> Excerpts from a figure dataset
[Start of section]

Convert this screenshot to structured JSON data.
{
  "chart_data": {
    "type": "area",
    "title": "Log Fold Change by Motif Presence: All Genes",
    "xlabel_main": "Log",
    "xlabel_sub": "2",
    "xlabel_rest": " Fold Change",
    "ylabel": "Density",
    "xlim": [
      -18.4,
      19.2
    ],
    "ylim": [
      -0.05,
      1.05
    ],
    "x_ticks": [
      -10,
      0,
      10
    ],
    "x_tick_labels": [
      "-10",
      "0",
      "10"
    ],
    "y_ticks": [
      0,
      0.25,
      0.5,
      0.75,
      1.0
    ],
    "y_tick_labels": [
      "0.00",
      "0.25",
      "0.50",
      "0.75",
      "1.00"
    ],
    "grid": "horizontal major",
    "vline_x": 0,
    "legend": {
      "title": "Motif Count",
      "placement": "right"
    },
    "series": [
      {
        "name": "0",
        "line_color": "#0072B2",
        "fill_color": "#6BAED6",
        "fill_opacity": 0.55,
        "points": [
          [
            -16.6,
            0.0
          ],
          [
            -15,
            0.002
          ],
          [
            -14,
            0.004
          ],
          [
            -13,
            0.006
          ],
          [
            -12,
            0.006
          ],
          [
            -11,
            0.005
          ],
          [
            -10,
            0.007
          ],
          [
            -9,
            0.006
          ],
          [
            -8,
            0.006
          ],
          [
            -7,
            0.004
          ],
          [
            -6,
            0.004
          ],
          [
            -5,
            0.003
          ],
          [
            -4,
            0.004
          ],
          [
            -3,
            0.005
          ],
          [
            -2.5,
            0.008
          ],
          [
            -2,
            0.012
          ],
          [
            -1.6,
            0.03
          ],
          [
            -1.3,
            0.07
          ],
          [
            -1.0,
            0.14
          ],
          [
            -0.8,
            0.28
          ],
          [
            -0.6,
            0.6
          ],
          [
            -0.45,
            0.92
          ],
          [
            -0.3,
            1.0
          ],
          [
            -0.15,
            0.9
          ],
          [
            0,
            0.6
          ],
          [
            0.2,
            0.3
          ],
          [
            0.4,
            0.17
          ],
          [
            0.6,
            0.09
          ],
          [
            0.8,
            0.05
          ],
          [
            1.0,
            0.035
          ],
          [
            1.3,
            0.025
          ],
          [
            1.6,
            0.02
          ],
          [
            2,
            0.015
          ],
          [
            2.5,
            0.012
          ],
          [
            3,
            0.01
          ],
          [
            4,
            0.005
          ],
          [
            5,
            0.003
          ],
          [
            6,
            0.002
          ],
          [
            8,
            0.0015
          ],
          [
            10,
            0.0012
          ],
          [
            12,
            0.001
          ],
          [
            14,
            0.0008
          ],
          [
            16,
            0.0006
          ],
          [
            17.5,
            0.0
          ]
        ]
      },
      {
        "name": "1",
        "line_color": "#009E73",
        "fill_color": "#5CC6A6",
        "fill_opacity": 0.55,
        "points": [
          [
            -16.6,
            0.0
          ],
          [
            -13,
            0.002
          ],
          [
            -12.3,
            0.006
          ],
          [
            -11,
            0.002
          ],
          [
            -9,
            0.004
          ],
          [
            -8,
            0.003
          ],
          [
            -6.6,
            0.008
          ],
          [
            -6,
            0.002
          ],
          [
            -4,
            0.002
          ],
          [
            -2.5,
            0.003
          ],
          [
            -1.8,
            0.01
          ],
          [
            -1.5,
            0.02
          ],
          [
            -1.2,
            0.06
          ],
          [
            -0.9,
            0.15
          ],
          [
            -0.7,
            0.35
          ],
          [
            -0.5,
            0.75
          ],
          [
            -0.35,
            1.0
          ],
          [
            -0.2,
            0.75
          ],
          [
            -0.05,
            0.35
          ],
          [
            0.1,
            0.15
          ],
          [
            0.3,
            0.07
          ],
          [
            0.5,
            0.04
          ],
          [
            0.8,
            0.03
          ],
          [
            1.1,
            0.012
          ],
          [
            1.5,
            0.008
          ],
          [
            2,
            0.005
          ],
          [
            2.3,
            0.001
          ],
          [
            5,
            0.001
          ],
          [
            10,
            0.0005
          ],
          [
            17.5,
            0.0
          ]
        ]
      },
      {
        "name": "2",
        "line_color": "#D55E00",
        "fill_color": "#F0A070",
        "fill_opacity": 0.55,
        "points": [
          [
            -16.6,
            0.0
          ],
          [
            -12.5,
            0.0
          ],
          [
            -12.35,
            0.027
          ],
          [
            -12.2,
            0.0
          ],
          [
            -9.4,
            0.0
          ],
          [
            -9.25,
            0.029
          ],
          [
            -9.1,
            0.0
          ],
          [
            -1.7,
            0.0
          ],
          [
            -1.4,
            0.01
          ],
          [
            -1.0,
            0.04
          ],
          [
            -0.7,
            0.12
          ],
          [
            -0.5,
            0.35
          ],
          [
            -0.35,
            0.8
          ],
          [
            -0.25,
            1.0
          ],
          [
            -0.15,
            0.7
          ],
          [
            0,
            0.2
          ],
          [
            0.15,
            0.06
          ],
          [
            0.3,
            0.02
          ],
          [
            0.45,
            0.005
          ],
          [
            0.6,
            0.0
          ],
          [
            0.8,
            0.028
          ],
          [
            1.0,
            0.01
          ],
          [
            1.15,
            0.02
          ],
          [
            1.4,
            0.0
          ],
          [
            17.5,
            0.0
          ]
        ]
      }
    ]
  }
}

[End of section]

> Assigned task
Copy every line above without altering a word.

> Answer for this exercise
Convert this screenshot to structured JSON data.
{
  "chart_data": {
    "type": "area",
    "title": "Log Fold Change by Motif Presence: All Genes",
    "xlabel_main": "Log",
    "xlabel_sub": "2",
    "xlabel_rest": " Fold Change",
    "ylabel": "Density",
    "xlim": [
      -18.4,
      19.2
    ],
    "ylim": [
      -0.05,
      1.05
    ],
    "x_ticks": [
      -10,
      0,
      10
    ],
    "x_tick_labels": [
      "-10",
      "0",
      "10"
    ],
    "y_ticks": [
      0,
      0.25,
      0.5,
      0.75,
      1.0
    ],
    "y_tick_labels": [
      "0.00",
      "0.25",
      "0.50",
      "0.75",
      "1.00"
    ],
    "grid": "horizontal major",
    "vline_x": 0,
    "legend": {
      "title": "Motif Count",
      "placement": "right"
    },
    "series": [
      {
        "name": "0",
        "line_color": "#0072B2",
        "fill_color": "#6BAED6",
        "fill_opacity": 0.55,
        "points": [
          [
            -16.6,
            0.0
          ],
          [
            -15,
            0.002
          ],
          [
            -14,
            0.004
          ],
          [
            -13,
            0.006
          ],
          [
            -12,
            0.006
          ],
          [
            -11,
            0.005
          ],
          [
            -10,
            0.007
          ],
          [
            -9,
            0.006
          ],
          [
            -8,
            0.006
          ],
          [
            -7,
            0.004
          ],
          [
            -6,
            0.004
          ],
          [
            -5,
            0.003
          ],
          [
            -4,
            0.004
          ],
          [
            -3,
            0.005
          ],
          [
            -2.5,
            0.008
          ],
          [
            -2,
            0.012
          ],
          [
            -1.6,
            0.03
          ],
          [
            -1.3,
            0.07
          ],
          [
            -1.0,
            0.14
          ],
          [
            -0.8,
            0.28
          ],
          [
            -0.6,
            0.6
          ],
          [
            -0.45,
            0.92
          ],
          [
            -0.3,
            1.0
          ],
          [
            -0.15,
            0.9
          ],
          [
            0,
            0.6
          ],
          [
            0.2,
            0.3
          ],
          [
            0.4,
            0.17
          ],
          [
            0.6,
            0.09
          ],
          [
            0.8,
            0.05
          ],
          [
            1.0,
            0.035
          ],
          [
            1.3,
            0.025
          ],
          [
            1.6,
            0.02
          ],
          [
            2,
            0.015
          ],
          [
            2.5,
            0.012
          ],
          [
            3,
            0.01
          ],
          [
            4,
            0.005
          ],
          [
            5,
            0.003
          ],
          [
            6,
            0.002
          ],
          [
            8,
            0.0015
          ],
          [
            10,
            0.0012
          ],
          [
            12,
            0.001
          ],
          [
            14,
            0.0008
          ],
          [
            16,
            0.0006
          ],
          [
            17.5,
            0.0
          ]
        ]
      },
      {
        "name": "1",
        "line_color": "#009E73",
        "fill_color": "#5CC6A6",
        "fill_opacity": 0.55,
        "points": [
          [
            -16.6,
            0.0
          ],
          [
            -13,
            0.002
          ],
          [
            -12.3,
            0.006
          ],
          [
            -11,
            0.002
          ],
          [
            -9,
            0.004
          ],
          [
            -8,
            0.003
          ],
          [
            -6.6,
            0.008
          ],
          [
            -6,
            0.002
          ],
          [
            -4,
            0.002
          ],
          [
            -2.5,
            0.003
          ],
          [
            -1.8,
            0.01
          ],
          [
            -1.5,
            0.02
          ],
          [
            -1.2,
            0.06
          ],
          [
            -0.9,
            0.15
          ],
          [
            -0.7,
            0.35
          ],
          [
            -0.5,
            0.75
          ],
          [
            -0.35,
            1.0
          ],
          [
            -0.2,
            0.75
          ],
          [
            -0.05,
            0.35
          ],
          [
            0.1,
            0.15
          ],
          [
            0.3,
            0.07
          ],
          [
            0.5,
            0.04
          ],
          [
            0.8,
            0.03
          ],
          [
            1.1,
            0.012
          ],
          [
            1.5,
            0.008
          ],
          [
            2,
            0.005
          ],
          [
            2.3,
            0.001
          ],
          [
            5,
            0.001
          ],
          [
            10,
            0.0005
          ],
          [
            17.5,
            0.0
          ]
        ]
      },
      {
        "name": "2",
        "line_color": "#D55E00",
        "fill_color": "#F0A070",
        "fill_opacity": 0.55,
        "points": [
          [
            -16.6,
            0.0
          ],
          [
            -12.5,
            0.0
          ],
          [
            -12.35,
            0.027
          ],
          [
            -12.2,
            0.0
          ],
          [
            -9.4,
            0.0
          ],
          [
            -9.25,
            0.029
          ],
          [
            -9.1,
            0.0
          ],
          [
            -1.7,
            0.0
          ],
          [
            -1.4,
            0.01
          ],
          [
            -1.0,
            0.04
          ],
          [
            -0.7,
            0.12
          ],
          [
            -0.5,
            0.35
          ],
          [
            -0.35,
            0.8
          ],
          [
            -0.25,
            1.0
          ],
          [
            -0.15,
            0.7
          ],
          [
            0,
            0.2
          ],
          [
            0.15,
            0.06
          ],
          [
            0.3,
            0.02
          ],
          [
            0.45,
            0.005
          ],
          [
            0.6,
            0.0
          ],
          [
            0.8,
            0.028
          ],
          [
            1.0,
            0.01
          ],
          [
            1.15,
            0.02
          ],
          [
            1.4,
            0.0
          ],
          [
            17.5,
            0.0
          ]
        ]
      }
    ]
  }
}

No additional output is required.